** BEGIN Provided passage **

JN: It was a very collaborative project. Probably the most collaborative I have ever worked on in terms of it being quite a large team. As you know, it takes a village to make a film, but in this case we all met in the square. So in terms of the pain of making it and being dangerous, I don’t think any of us would have been there making a film if we were not going to be at Tahrir Square anyway as Egyptians, as protesters. We shot 1600 hours of footage among the five of us over three years, and we got an office which is next to the square. The flip side of it being a collaborative project was that we had many revolutionary voices involved in the edit for many months, and at a certain point we had to turn it into a dictatorship, take the film to the UK and then to L.A, far away from the action, where we could replay the story of the film outside of the events and what people felt was crucial to tell, because we were told many times we would be destroying the revolution if we left this scene or that scene out. That was probably the most difficult part.

NF: Well, going back to the first point you made about that, how any people did actually film the film? Is it just you two doing the filming? How many people did actually film it?

** END Provided passage **
** BEGIN Given records **

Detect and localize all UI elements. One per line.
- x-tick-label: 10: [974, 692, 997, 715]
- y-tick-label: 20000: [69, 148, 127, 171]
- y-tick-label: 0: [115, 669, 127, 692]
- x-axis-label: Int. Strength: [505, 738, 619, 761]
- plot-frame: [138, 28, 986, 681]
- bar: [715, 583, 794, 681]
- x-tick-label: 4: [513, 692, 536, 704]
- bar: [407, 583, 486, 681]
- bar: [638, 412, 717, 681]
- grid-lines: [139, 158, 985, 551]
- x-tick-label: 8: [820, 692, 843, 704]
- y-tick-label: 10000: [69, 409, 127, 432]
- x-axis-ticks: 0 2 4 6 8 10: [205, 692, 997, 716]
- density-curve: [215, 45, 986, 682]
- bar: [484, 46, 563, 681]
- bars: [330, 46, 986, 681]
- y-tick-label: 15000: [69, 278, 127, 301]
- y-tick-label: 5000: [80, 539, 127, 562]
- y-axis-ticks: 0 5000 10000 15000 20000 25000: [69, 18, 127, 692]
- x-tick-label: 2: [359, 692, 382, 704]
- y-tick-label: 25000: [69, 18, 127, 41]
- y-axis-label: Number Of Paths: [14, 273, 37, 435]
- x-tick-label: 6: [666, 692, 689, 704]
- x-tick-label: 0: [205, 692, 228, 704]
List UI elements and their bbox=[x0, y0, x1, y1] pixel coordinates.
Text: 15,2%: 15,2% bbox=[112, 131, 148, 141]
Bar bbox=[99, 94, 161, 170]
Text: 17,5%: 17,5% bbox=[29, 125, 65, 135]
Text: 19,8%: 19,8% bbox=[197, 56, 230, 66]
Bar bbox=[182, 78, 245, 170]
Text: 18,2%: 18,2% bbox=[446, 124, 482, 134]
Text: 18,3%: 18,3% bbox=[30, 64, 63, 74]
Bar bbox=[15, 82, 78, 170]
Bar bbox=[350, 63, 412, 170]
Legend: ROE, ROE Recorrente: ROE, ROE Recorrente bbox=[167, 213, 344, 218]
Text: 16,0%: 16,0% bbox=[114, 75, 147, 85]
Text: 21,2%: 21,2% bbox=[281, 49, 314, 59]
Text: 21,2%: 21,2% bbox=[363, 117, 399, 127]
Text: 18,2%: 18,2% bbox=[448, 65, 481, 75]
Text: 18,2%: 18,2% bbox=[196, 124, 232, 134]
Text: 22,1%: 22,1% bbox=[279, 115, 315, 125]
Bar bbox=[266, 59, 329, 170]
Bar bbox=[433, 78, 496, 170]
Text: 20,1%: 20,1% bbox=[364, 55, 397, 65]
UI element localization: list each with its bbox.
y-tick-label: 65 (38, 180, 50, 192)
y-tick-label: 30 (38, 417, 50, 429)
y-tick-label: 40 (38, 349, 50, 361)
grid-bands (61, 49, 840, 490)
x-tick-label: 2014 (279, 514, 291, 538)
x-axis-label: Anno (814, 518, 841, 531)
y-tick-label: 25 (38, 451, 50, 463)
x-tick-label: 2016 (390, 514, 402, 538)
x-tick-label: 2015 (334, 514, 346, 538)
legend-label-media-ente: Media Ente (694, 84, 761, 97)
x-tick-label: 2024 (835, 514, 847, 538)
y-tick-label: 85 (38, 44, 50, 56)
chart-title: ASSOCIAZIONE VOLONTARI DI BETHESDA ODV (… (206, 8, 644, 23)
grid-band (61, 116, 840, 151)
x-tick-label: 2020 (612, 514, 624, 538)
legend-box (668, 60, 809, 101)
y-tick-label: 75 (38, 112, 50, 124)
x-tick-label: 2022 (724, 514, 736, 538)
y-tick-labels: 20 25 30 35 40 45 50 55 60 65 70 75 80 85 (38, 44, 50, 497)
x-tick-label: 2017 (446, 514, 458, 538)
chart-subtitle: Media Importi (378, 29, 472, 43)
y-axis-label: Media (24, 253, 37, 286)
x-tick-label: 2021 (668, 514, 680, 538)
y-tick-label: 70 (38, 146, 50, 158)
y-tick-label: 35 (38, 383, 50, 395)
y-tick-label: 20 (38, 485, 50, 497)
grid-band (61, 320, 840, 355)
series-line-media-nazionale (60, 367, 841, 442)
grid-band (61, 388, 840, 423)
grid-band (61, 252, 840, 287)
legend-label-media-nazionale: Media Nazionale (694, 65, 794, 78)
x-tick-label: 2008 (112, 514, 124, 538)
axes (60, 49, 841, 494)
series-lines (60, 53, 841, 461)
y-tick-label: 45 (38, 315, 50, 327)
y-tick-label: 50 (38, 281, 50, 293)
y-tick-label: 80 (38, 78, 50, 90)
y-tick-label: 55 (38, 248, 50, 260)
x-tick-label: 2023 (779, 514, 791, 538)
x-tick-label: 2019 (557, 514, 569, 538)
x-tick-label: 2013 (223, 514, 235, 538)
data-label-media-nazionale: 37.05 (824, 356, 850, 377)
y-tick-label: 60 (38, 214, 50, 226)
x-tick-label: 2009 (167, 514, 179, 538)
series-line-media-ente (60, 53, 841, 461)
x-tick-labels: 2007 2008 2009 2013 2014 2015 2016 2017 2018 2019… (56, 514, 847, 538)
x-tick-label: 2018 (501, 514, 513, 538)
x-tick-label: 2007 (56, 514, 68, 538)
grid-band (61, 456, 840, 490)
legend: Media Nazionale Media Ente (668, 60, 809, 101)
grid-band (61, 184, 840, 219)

** END Given records **

Continue the interview about filming the revolution in Tahrir Square, starting right after its final sentence.

JN: There were about four main shooters, cinematographers, so there was myself shooting and Karim recording sound. Then we had a DoP, who we met in the square, who is a very talented director of photography, and a lot of the footage you see with tilt shift lens, and these beautiful wide shots from above were filmed by him. And Cressida Trew, who is English, who I met in the square, she was Khalid Abdalla’s girlfriend, now wife, who I thought would be a fantastic person to film his…

KA: She got us into the bedroom, which we didn’t think would be possible. It gave us such intimacy… the Skype calls with his dad, was a really great contribution… and Ahmed, the character in the film learned how to shoot, and he probably, like half-way through the making of the film, he probably shot…

JN: … about 20 to 25 percent of the footage, because he was at the frontline. So he basically substituted his rock for a camera. Some of the most intense, frontline footage was through Ahmed, and I have probably filmed most of the character, emotional stuff with Magdy and Ahmed.

It takes a village
to make a film, but in this case we all met in the square

NF: Were there two types of the film or two versions? Because the film I saw, last January, the film you showed at Sundance, was really quite different from the film I saw a couple of months ago. And it is different not just because the chronology has changed because of what happened, it seems to me it has a different point of view, is that the case? You said that you imposed that dictatorship when you went away from Egypt to cut it, but it does seem to have changed a lot, the film, as you were making it.

JN: Yeah, when you have a film five minutes away from Tahrir with every event being crucial and you feel like you have to pack it in. It was a very immediate and very loud, busy and intense film. I like the first cut of it, which we showed at Sundance. But after showing it in the States, I the film needed more breathing moments, needed to be led through by one character because I felt you needed to be more emotionally connected to a person, and so we chose Ahmed, to be that character and really the story is lead by him…

KA: … and also leaving Cairo made us feel: what moments will people remember in two, five years, or ten years from now? And how can we make the film be more led by an emotional truth rather than an understanding of what happened at a particular event?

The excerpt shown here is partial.